- _Records shown_:
---+---

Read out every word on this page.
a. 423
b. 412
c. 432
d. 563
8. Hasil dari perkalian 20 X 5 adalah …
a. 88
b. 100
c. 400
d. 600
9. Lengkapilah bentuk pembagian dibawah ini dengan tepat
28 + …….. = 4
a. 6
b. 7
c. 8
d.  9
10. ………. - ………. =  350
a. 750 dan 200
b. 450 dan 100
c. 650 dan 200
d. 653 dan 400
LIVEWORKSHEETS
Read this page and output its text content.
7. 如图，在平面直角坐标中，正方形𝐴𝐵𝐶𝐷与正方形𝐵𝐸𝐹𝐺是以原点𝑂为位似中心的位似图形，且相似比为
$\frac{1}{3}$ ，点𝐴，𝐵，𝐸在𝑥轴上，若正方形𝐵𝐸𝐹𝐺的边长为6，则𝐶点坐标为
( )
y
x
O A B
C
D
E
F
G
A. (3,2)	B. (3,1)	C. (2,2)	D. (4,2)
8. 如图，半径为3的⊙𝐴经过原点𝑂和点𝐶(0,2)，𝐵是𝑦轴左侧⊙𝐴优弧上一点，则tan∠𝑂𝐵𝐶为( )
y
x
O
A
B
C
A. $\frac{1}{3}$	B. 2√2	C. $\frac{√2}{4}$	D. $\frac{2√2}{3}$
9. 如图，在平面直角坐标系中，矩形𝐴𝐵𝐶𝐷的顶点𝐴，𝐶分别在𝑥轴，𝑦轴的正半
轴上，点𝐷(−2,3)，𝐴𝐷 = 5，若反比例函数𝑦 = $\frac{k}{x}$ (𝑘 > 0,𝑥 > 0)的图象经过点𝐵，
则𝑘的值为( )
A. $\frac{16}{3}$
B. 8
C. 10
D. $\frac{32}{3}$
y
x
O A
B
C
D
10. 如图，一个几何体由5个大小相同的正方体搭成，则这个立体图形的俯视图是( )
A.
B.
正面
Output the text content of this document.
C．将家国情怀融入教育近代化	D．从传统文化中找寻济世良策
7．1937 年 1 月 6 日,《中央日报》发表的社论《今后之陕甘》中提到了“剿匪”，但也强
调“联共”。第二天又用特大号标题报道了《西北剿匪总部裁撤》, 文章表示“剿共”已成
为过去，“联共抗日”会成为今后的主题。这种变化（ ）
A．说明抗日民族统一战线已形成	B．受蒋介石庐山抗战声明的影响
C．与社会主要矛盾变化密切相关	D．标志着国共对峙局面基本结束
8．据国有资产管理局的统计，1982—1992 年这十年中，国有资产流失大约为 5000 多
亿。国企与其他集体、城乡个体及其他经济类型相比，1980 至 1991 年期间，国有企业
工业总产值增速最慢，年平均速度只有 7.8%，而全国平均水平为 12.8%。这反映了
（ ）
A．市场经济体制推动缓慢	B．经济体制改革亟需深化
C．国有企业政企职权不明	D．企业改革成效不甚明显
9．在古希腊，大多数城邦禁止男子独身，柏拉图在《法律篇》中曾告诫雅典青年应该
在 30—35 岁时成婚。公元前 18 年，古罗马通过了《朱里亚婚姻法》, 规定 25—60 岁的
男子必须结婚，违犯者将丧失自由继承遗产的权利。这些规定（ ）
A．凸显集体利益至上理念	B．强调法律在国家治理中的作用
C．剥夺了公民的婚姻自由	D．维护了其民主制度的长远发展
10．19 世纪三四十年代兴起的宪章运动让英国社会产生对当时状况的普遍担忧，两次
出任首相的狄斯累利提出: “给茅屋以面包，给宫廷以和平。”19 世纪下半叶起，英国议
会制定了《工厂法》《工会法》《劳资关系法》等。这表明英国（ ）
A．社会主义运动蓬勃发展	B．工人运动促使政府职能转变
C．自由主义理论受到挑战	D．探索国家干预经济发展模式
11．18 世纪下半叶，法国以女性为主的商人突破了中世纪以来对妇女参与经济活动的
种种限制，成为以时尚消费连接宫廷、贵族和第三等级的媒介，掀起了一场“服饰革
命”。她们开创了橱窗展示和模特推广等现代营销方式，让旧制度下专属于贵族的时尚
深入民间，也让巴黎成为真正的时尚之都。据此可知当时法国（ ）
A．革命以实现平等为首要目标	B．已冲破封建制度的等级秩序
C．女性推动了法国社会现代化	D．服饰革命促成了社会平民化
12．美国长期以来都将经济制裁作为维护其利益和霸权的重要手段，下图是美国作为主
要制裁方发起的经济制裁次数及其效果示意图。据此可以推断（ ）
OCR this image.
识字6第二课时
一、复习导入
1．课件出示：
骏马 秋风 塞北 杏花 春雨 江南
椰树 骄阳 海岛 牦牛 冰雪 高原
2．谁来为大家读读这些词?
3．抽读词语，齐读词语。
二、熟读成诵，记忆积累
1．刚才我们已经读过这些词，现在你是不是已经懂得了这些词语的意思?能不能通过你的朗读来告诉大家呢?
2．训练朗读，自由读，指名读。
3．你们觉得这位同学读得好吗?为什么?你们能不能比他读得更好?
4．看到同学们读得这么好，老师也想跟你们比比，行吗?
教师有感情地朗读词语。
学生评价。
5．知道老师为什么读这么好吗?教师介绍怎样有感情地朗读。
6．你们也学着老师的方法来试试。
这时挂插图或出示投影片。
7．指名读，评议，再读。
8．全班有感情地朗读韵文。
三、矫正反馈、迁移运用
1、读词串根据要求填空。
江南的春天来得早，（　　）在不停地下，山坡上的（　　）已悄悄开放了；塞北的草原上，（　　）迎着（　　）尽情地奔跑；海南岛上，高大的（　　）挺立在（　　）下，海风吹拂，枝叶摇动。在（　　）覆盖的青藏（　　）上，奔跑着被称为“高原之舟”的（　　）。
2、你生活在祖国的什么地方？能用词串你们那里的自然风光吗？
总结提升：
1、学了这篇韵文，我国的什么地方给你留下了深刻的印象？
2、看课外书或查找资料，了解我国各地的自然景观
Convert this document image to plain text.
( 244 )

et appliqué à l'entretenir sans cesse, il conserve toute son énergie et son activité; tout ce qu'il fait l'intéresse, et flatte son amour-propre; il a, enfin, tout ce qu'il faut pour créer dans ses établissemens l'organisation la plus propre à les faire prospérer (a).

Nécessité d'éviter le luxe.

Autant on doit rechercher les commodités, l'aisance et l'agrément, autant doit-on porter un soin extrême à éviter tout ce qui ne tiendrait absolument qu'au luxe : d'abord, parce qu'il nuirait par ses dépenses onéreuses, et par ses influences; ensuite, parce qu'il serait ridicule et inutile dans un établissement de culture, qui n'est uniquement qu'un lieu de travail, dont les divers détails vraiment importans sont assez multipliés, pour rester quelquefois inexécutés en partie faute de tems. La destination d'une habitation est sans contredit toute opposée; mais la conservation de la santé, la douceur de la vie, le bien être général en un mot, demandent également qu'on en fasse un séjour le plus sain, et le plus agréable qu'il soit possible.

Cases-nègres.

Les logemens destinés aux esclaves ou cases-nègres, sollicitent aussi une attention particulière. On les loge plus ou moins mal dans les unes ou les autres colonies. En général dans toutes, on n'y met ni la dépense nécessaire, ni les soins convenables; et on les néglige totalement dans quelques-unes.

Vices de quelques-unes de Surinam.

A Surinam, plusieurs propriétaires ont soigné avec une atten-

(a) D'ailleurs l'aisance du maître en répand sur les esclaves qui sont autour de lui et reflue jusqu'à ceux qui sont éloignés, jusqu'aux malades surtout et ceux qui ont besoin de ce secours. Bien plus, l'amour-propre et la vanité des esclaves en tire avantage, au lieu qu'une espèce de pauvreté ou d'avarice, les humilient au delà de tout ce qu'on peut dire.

---+---

- _Set task_: From the listing above, copy every line that holds the string "frac".

- _Result_:
$\frac{1}{3}$ ，点𝐴，𝐵，𝐸在𝑥轴上，若正方形𝐵𝐸𝐹𝐺的边长为6，则𝐶点坐标为
A. $\frac{1}{3}$	B. 2√2	C. $\frac{√2}{4}$	D. $\frac{2√2}{3}$
轴上，点𝐷(−2,3)，𝐴𝐷 = 5，若反比例函数𝑦 = $\frac{k}{x}$ (𝑘 > 0,𝑥 > 0)的图象经过点𝐵，
A. $\frac{16}{3}$
D. $\frac{32}{3}$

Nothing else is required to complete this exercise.